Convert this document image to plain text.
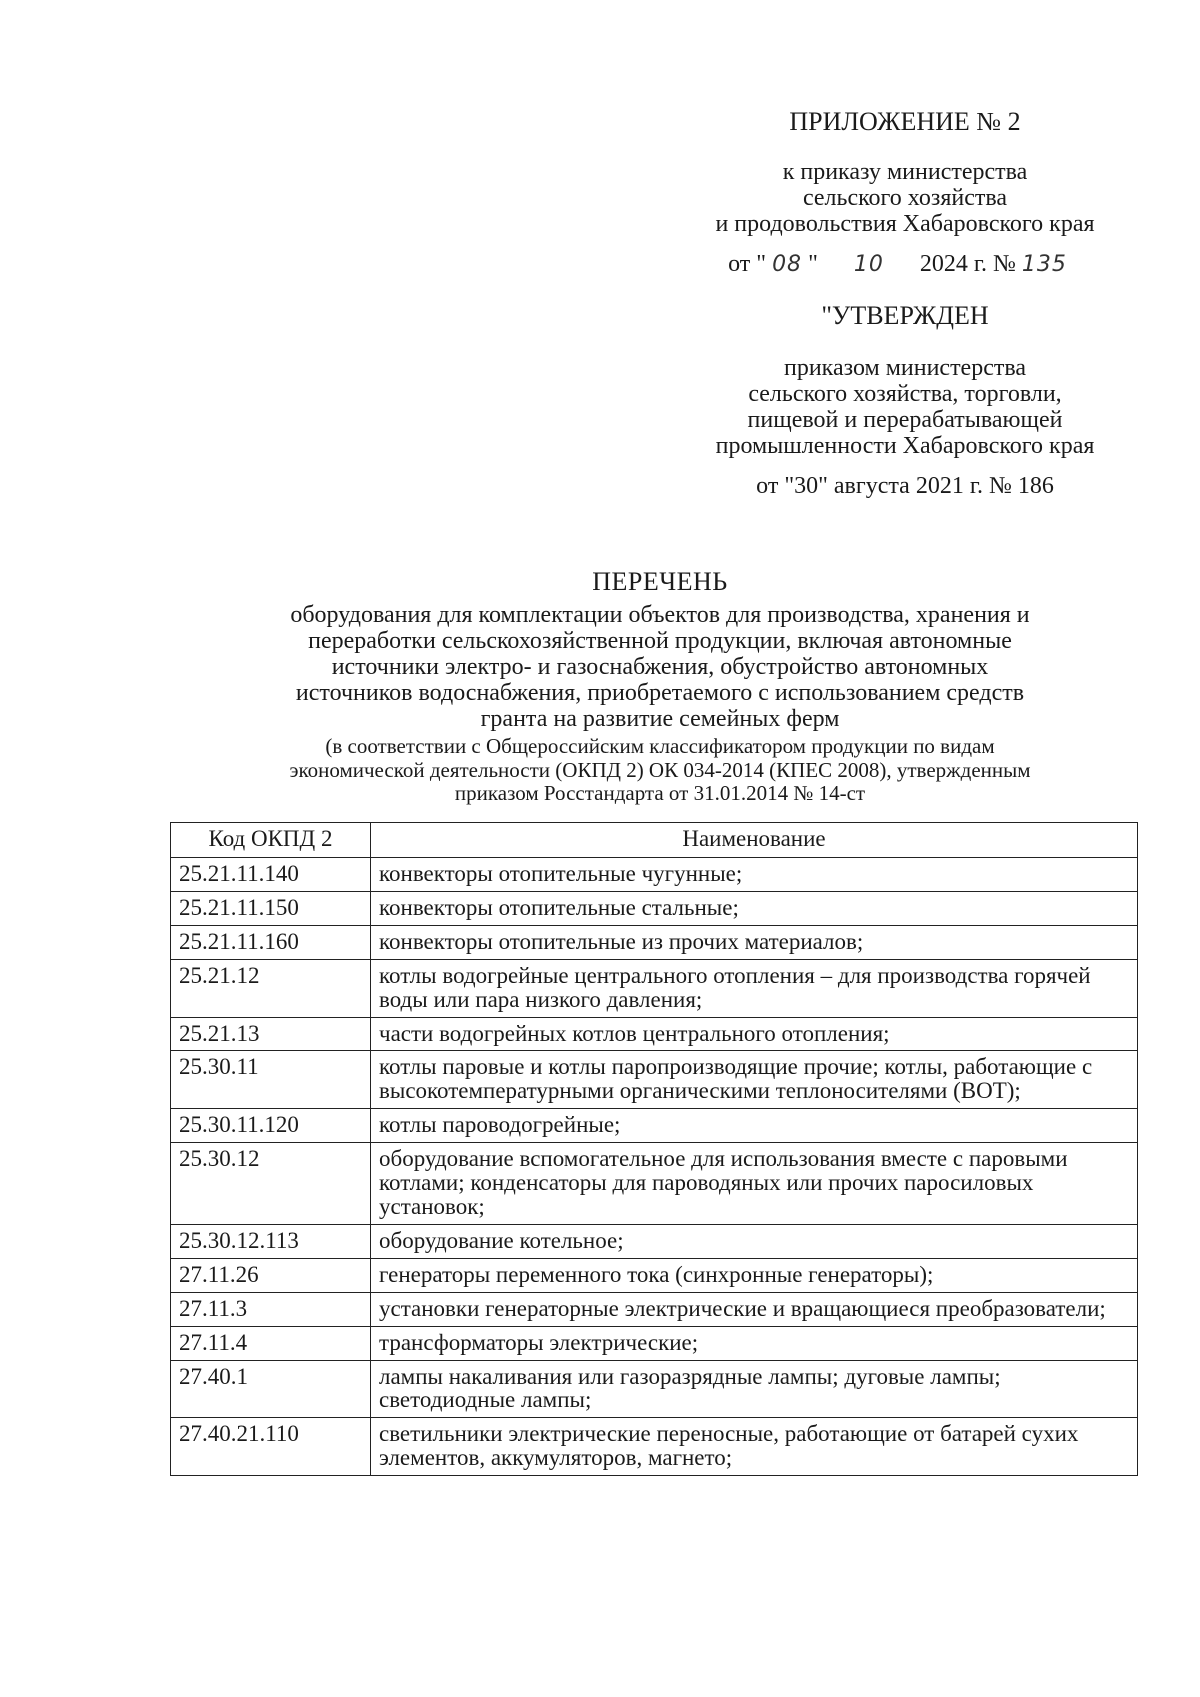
ПРИЛОЖЕНИЕ № 2
к приказу министерства
сельского хозяйства
и продовольствия Хабаровского края
от " 08 " 10 2024 г. № 135
"УТВЕРЖДЕН
приказом министерства
сельского хозяйства, торговли,
пищевой и перерабатывающей
промышленности Хабаровского края
от "30" августа 2021 г. № 186
ПЕРЕЧЕНЬ
оборудования для комплектации объектов для производства, хранения и
переработки сельскохозяйственной продукции, включая автономные
источники электро- и газоснабжения, обустройство автономных
источников водоснабжения, приобретаемого с использованием средств
гранта на развитие семейных ферм
(в соответствии с Общероссийским классификатором продукции по видам
экономической деятельности (ОКПД 2) ОК 034-2014 (КПЕС 2008), утвержденным
приказом Росстандарта от 31.01.2014 № 14-ст
Код ОКПД 2	Наименование
25.21.11.140	конвекторы отопительные чугунные;
25.21.11.150	конвекторы отопительные стальные;
25.21.11.160	конвекторы отопительные из прочих материалов;
25.21.12	котлы водогрейные центрального отопления – для производства горячей воды или пара низкого давления;
25.21.13	части водогрейных котлов центрального отопления;
25.30.11	котлы паровые и котлы паропроизводящие прочие; котлы, работающие с высокотемпературными органическими теплоносителями (ВОТ);
25.30.11.120	котлы пароводогрейные;
25.30.12	оборудование вспомогательное для использования вместе с паровыми котлами; конденсаторы для пароводяных или прочих паросиловых установок;
25.30.12.113	оборудование котельное;
27.11.26	генераторы переменного тока (синхронные генераторы);
27.11.3	установки генераторные электрические и вращающиеся преобразователи;
27.11.4	трансформаторы электрические;
27.40.1	лампы накаливания или газоразрядные лампы; дуговые лампы; светодиодные лампы;
27.40.21.110	светильники электрические переносные, работающие от батарей сухих элементов, аккумуляторов, магнето;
________
• _Given problem_:
Reproduce the listing above exactly, excluding all pictures.

• _Output for this exercise_:
Convert this document image to plain text.
ПРИЛОЖЕНИЕ № 2
к приказу министерства
сельского хозяйства
и продовольствия Хабаровского края
от " 08 " 10 2024 г. № 135
"УТВЕРЖДЕН
приказом министерства
сельского хозяйства, торговли,
пищевой и перерабатывающей
промышленности Хабаровского края
от "30" августа 2021 г. № 186
ПЕРЕЧЕНЬ
оборудования для комплектации объектов для производства, хранения и
переработки сельскохозяйственной продукции, включая автономные
источники электро- и газоснабжения, обустройство автономных
источников водоснабжения, приобретаемого с использованием средств
гранта на развитие семейных ферм
(в соответствии с Общероссийским классификатором продукции по видам
экономической деятельности (ОКПД 2) ОК 034-2014 (КПЕС 2008), утвержденным
приказом Росстандарта от 31.01.2014 № 14-ст
Код ОКПД 2	Наименование
25.21.11.140	конвекторы отопительные чугунные;
25.21.11.150	конвекторы отопительные стальные;
25.21.11.160	конвекторы отопительные из прочих материалов;
25.21.12	котлы водогрейные центрального отопления – для производства горячей воды или пара низкого давления;
25.21.13	части водогрейных котлов центрального отопления;
25.30.11	котлы паровые и котлы паропроизводящие прочие; котлы, работающие с высокотемпературными органическими теплоносителями (ВОТ);
25.30.11.120	котлы пароводогрейные;
25.30.12	оборудование вспомогательное для использования вместе с паровыми котлами; конденсаторы для пароводяных или прочих паросиловых установок;
25.30.12.113	оборудование котельное;
27.11.26	генераторы переменного тока (синхронные генераторы);
27.11.3	установки генераторные электрические и вращающиеся преобразователи;
27.11.4	трансформаторы электрические;
27.40.1	лампы накаливания или газоразрядные лампы; дуговые лампы; светодиодные лампы;
27.40.21.110	светильники электрические переносные, работающие от батарей сухих элементов, аккумуляторов, магнето;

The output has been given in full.